## WRITTEN TASK
Print all the records exactly, please.

## DATA SHOWN

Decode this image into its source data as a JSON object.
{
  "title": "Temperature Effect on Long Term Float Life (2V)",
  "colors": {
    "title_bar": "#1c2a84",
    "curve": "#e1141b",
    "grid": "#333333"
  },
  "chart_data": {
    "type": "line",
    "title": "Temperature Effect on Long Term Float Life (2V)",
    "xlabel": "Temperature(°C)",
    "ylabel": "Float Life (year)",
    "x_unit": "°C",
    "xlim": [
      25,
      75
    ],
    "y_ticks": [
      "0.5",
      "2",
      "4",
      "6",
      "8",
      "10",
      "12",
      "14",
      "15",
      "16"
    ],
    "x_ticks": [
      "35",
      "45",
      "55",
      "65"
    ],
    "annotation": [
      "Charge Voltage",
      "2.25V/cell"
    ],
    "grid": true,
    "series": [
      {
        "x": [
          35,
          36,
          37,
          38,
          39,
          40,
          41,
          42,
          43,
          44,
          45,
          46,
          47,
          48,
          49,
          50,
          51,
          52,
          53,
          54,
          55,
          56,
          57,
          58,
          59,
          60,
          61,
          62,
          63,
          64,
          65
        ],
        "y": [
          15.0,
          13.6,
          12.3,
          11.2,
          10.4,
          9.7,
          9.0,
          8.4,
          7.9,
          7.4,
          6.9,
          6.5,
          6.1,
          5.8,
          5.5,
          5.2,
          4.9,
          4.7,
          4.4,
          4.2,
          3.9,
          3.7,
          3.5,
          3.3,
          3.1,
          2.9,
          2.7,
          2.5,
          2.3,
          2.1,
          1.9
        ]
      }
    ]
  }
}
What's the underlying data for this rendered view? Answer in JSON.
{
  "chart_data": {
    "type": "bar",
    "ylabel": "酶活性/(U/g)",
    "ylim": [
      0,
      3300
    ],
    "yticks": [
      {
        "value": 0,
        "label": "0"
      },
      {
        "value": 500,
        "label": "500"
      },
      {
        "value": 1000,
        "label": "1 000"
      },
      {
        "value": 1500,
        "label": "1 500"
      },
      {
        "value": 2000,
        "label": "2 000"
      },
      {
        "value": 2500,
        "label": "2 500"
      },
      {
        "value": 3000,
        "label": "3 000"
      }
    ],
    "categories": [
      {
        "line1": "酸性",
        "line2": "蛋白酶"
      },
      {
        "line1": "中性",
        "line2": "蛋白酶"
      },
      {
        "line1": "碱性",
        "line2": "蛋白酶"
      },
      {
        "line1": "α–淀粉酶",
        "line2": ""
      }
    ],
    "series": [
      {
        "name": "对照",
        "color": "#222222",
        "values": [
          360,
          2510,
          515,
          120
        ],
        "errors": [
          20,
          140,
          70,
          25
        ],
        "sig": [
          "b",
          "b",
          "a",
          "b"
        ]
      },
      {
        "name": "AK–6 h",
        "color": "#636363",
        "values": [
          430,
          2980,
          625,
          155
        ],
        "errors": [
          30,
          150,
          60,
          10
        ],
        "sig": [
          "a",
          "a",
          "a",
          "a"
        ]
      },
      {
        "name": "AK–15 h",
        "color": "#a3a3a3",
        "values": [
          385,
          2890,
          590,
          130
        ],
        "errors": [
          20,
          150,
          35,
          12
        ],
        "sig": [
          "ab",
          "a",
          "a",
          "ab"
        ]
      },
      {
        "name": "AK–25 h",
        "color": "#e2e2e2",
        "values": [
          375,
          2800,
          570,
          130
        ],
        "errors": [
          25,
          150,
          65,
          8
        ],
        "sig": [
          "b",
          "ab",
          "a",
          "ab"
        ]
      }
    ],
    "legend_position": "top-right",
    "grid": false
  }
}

## COMPLETED TASK
Decode this image into its source data as a JSON object.
{
  "title": "Temperature Effect on Long Term Float Life (2V)",
  "colors": {
    "title_bar": "#1c2a84",
    "curve": "#e1141b",
    "grid": "#333333"
  },
  "chart_data": {
    "type": "line",
    "title": "Temperature Effect on Long Term Float Life (2V)",
    "xlabel": "Temperature(°C)",
    "ylabel": "Float Life (year)",
    "x_unit": "°C",
    "xlim": [
      25,
      75
    ],
    "y_ticks": [
      "0.5",
      "2",
      "4",
      "6",
      "8",
      "10",
      "12",
      "14",
      "15",
      "16"
    ],
    "x_ticks": [
      "35",
      "45",
      "55",
      "65"
    ],
    "annotation": [
      "Charge Voltage",
      "2.25V/cell"
    ],
    "grid": true,
    "series": [
      {
        "x": [
          35,
          36,
          37,
          38,
          39,
          40,
          41,
          42,
          43,
          44,
          45,
          46,
          47,
          48,
          49,
          50,
          51,
          52,
          53,
          54,
          55,
          56,
          57,
          58,
          59,
          60,
          61,
          62,
          63,
          64,
          65
        ],
        "y": [
          15.0,
          13.6,
          12.3,
          11.2,
          10.4,
          9.7,
          9.0,
          8.4,
          7.9,
          7.4,
          6.9,
          6.5,
          6.1,
          5.8,
          5.5,
          5.2,
          4.9,
          4.7,
          4.4,
          4.2,
          3.9,
          3.7,
          3.5,
          3.3,
          3.1,
          2.9,
          2.7,
          2.5,
          2.3,
          2.1,
          1.9
        ]
      }
    ]
  }
}
What's the underlying data for this rendered view? Answer in JSON.
{
  "chart_data": {
    "type": "bar",
    "ylabel": "酶活性/(U/g)",
    "ylim": [
      0,
      3300
    ],
    "yticks": [
      {
        "value": 0,
        "label": "0"
      },
      {
        "value": 500,
        "label": "500"
      },
      {
        "value": 1000,
        "label": "1 000"
      },
      {
        "value": 1500,
        "label": "1 500"
      },
      {
        "value": 2000,
        "label": "2 000"
      },
      {
        "value": 2500,
        "label": "2 500"
      },
      {
        "value": 3000,
        "label": "3 000"
      }
    ],
    "categories": [
      {
        "line1": "酸性",
        "line2": "蛋白酶"
      },
      {
        "line1": "中性",
        "line2": "蛋白酶"
      },
      {
        "line1": "碱性",
        "line2": "蛋白酶"
      },
      {
        "line1": "α–淀粉酶",
        "line2": ""
      }
    ],
    "series": [
      {
        "name": "对照",
        "color": "#222222",
        "values": [
          360,
          2510,
          515,
          120
        ],
        "errors": [
          20,
          140,
          70,
          25
        ],
        "sig": [
          "b",
          "b",
          "a",
          "b"
        ]
      },
      {
        "name": "AK–6 h",
        "color": "#636363",
        "values": [
          430,
          2980,
          625,
          155
        ],
        "errors": [
          30,
          150,
          60,
          10
        ],
        "sig": [
          "a",
          "a",
          "a",
          "a"
        ]
      },
      {
        "name": "AK–15 h",
        "color": "#a3a3a3",
        "values": [
          385,
          2890,
          590,
          130
        ],
        "errors": [
          20,
          150,
          35,
          12
        ],
        "sig": [
          "ab",
          "a",
          "a",
          "ab"
        ]
      },
      {
        "name": "AK–25 h",
        "color": "#e2e2e2",
        "values": [
          375,
          2800,
          570,
          130
        ],
        "errors": [
          25,
          150,
          65,
          8
        ],
        "sig": [
          "b",
          "ab",
          "a",
          "ab"
        ]
      }
    ],
    "legend_position": "top-right",
    "grid": false
  }
}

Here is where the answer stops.